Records
◇ ◇ ◇ ◇ ◇ ◇ ◇
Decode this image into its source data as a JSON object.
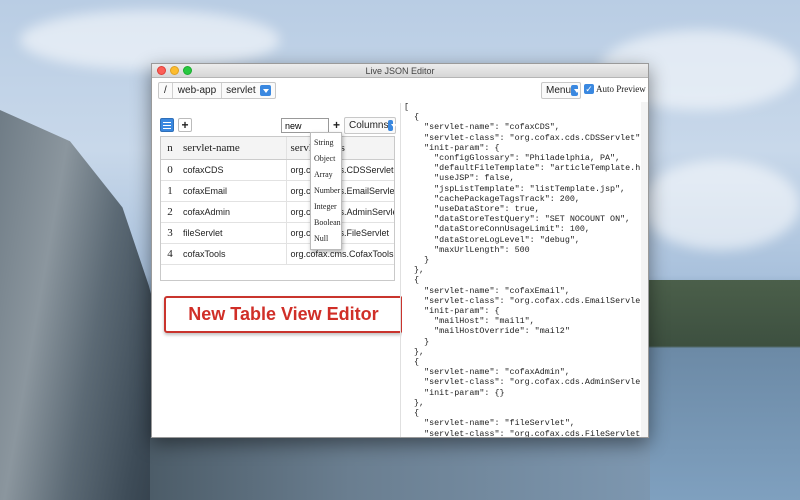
{
  "window": {
    "title": "Live JSON Editor"
  },
  "pathbar": {
    "root": "/",
    "segment": "web-app",
    "selected": "servlet"
  },
  "topbar": {
    "menu_label": "Menu",
    "auto_preview_label": "Auto Preview",
    "auto_preview_checked": true
  },
  "toolbar": {
    "new_value": "new",
    "plus_label": "+",
    "columns_label": "Columns"
  },
  "table": {
    "headers": [
      "n",
      "servlet-name",
      "servlet-class"
    ],
    "rows": [
      {
        "n": "0",
        "name": "cofaxCDS",
        "cls": "org.cofax.cds.CDSServlet"
      },
      {
        "n": "1",
        "name": "cofaxEmail",
        "cls": "org.cofax.cds.EmailServlet"
      },
      {
        "n": "2",
        "name": "cofaxAdmin",
        "cls": "org.cofax.cds.AdminServlet"
      },
      {
        "n": "3",
        "name": "fileServlet",
        "cls": "org.cofax.cds.FileServlet"
      },
      {
        "n": "4",
        "name": "cofaxTools",
        "cls": "org.cofax.cms.CofaxToolsServlet"
      }
    ]
  },
  "type_menu": {
    "items": [
      "String",
      "Object",
      "Array",
      "Number",
      "Integer",
      "Boolean",
      "Null"
    ]
  },
  "callout": {
    "text": "New Table View Editor"
  },
  "json_preview": {
    "text": "[\n  {\n    \"servlet-name\": \"cofaxCDS\",\n    \"servlet-class\": \"org.cofax.cds.CDSServlet\",\n    \"init-param\": {\n      \"configGlossary\": \"Philadelphia, PA\",\n      \"defaultFileTemplate\": \"articleTemplate.htm\",\n      \"useJSP\": false,\n      \"jspListTemplate\": \"listTemplate.jsp\",\n      \"cachePackageTagsTrack\": 200,\n      \"useDataStore\": true,\n      \"dataStoreTestQuery\": \"SET NOCOUNT ON\",\n      \"dataStoreConnUsageLimit\": 100,\n      \"dataStoreLogLevel\": \"debug\",\n      \"maxUrlLength\": 500\n    }\n  },\n  {\n    \"servlet-name\": \"cofaxEmail\",\n    \"servlet-class\": \"org.cofax.cds.EmailServlet\",\n    \"init-param\": {\n      \"mailHost\": \"mail1\",\n      \"mailHostOverride\": \"mail2\"\n    }\n  },\n  {\n    \"servlet-name\": \"cofaxAdmin\",\n    \"servlet-class\": \"org.cofax.cds.AdminServlet\",\n    \"init-param\": {}\n  },\n  {\n    \"servlet-name\": \"fileServlet\",\n    \"servlet-class\": \"org.cofax.cds.FileServlet\",\n    \"init-param\": {}\n  },\n  {"
  }
}
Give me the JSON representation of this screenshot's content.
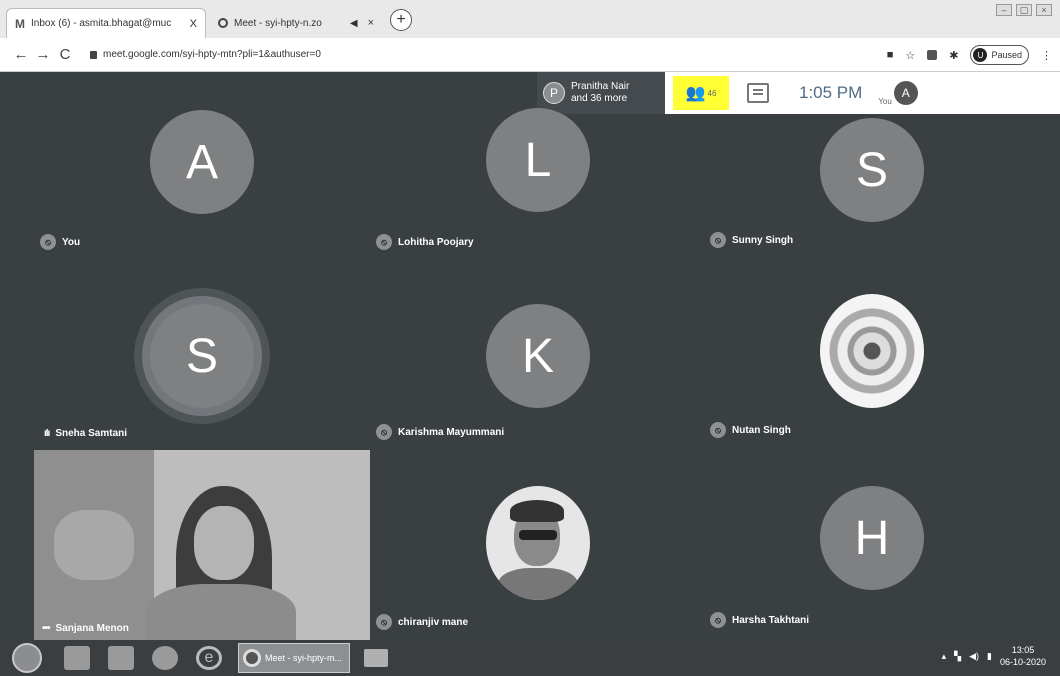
{
  "browser": {
    "tabs": [
      {
        "title": "Inbox (6) - asmita.bhagat@muc",
        "close": "X"
      },
      {
        "title": "Meet - syi-hpty-n.zo",
        "close": "×"
      }
    ],
    "new_tab": "+",
    "url": "meet.google.com/syi-hpty-mtn?pli=1&authuser=0",
    "profile_initial": "U",
    "profile_status": "Paused"
  },
  "meet": {
    "presenter": {
      "initial": "P",
      "name_line1": "Pranitha Nair",
      "name_line2": "and 36 more"
    },
    "participant_count": "46",
    "time": "1:05 PM",
    "you_label": "You",
    "self_initial": "A",
    "participants": [
      {
        "initial": "A",
        "name": "You"
      },
      {
        "initial": "L",
        "name": "Lohitha Poojary"
      },
      {
        "initial": "S",
        "name": "Sunny Singh"
      },
      {
        "initial": "S",
        "name": "Sneha Samtani"
      },
      {
        "initial": "K",
        "name": "Karishma Mayummani"
      },
      {
        "initial": "",
        "name": "Nutan Singh"
      },
      {
        "initial": "",
        "name": "Sanjana Menon"
      },
      {
        "initial": "",
        "name": "chiranjiv mane"
      },
      {
        "initial": "H",
        "name": "Harsha Takhtani"
      }
    ]
  },
  "taskbar": {
    "chrome_label": "Meet - syi-hpty-m...",
    "clock_time": "13:05",
    "clock_date": "06-10-2020"
  },
  "colors": {
    "meet_bg": "#3a3f42",
    "avatar_bg": "#7e8082",
    "people_highlight": "#ffff33",
    "time_color": "#4d6c87"
  }
}
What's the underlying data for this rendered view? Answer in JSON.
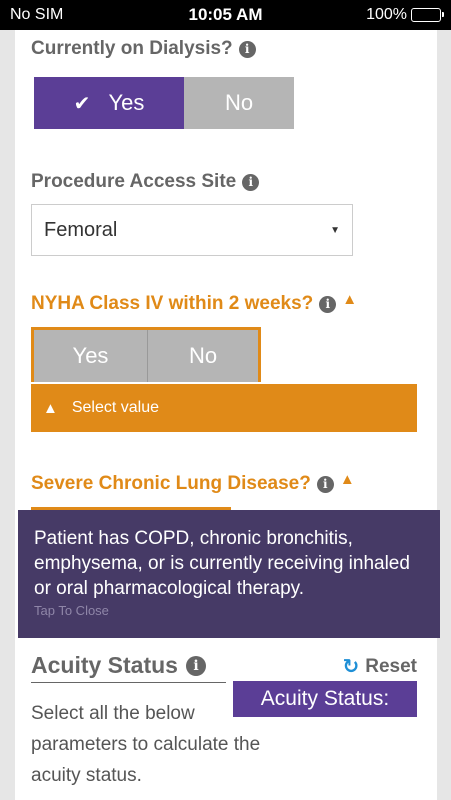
{
  "status_bar": {
    "carrier": "No SIM",
    "time": "10:05 AM",
    "battery": "100%",
    "battery_level": 1.0
  },
  "dialysis": {
    "label": "Currently on Dialysis?",
    "yes": "Yes",
    "no": "No",
    "selected": "yes"
  },
  "access_site": {
    "label": "Procedure Access Site",
    "value": "Femoral"
  },
  "nyha": {
    "label": "NYHA Class IV within 2 weeks?",
    "yes": "Yes",
    "no": "No",
    "error": "Select value"
  },
  "lung": {
    "label": "Severe Chronic Lung Disease?"
  },
  "tooltip": {
    "text": "Patient has COPD, chronic bronchitis, emphysema, or is currently receiving inhaled or oral pharmacological therapy.",
    "close": "Tap To Close"
  },
  "acuity": {
    "title": "Acuity Status",
    "reset": "Reset",
    "badge": "Acuity Status:",
    "instruction": "Select all the below parameters to calculate the acuity status."
  },
  "colors": {
    "purple": "#5b3e96",
    "orange": "#e08a18",
    "tooltip_bg": "#463a66",
    "reset_blue": "#1e8fd6"
  },
  "icons": {
    "info": "info-icon",
    "warning": "warning-icon",
    "check": "check-icon",
    "reset": "refresh-icon",
    "dropdown": "caret-down-icon"
  }
}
◇ ◇ ◇ ◇ ◇ ◇ ◇
WHAT NEEDS TO BE DONE: Leave out all pictures and retype precisely the lines that run from the line containing "What's the underlying" to the last line of the records.

EXPECTED OUTPUT:
What's the underlying data for this rendered view? Answer in JSON.
{
  "status_bar": {
    "carrier": "No SIM",
    "time": "10:05 AM",
    "battery": "100%",
    "battery_level": 1.0
  },
  "dialysis": {
    "label": "Currently on Dialysis?",
    "yes": "Yes",
    "no": "No",
    "selected": "yes"
  },
  "access_site": {
    "label": "Procedure Access Site",
    "value": "Femoral"
  },
  "nyha": {
    "label": "NYHA Class IV within 2 weeks?",
    "yes": "Yes",
    "no": "No",
    "error": "Select value"
  },
  "lung": {
    "label": "Severe Chronic Lung Disease?"
  },
  "tooltip": {
    "text": "Patient has COPD, chronic bronchitis, emphysema, or is currently receiving inhaled or oral pharmacological therapy.",
    "close": "Tap To Close"
  },
  "acuity": {
    "title": "Acuity Status",
    "reset": "Reset",
    "badge": "Acuity Status:",
    "instruction": "Select all the below parameters to calculate the acuity status."
  },
  "colors": {
    "purple": "#5b3e96",
    "orange": "#e08a18",
    "tooltip_bg": "#463a66",
    "reset_blue": "#1e8fd6"
  },
  "icons": {
    "info": "info-icon",
    "warning": "warning-icon",
    "check": "check-icon",
    "reset": "refresh-icon",
    "dropdown": "caret-down-icon"
  }
}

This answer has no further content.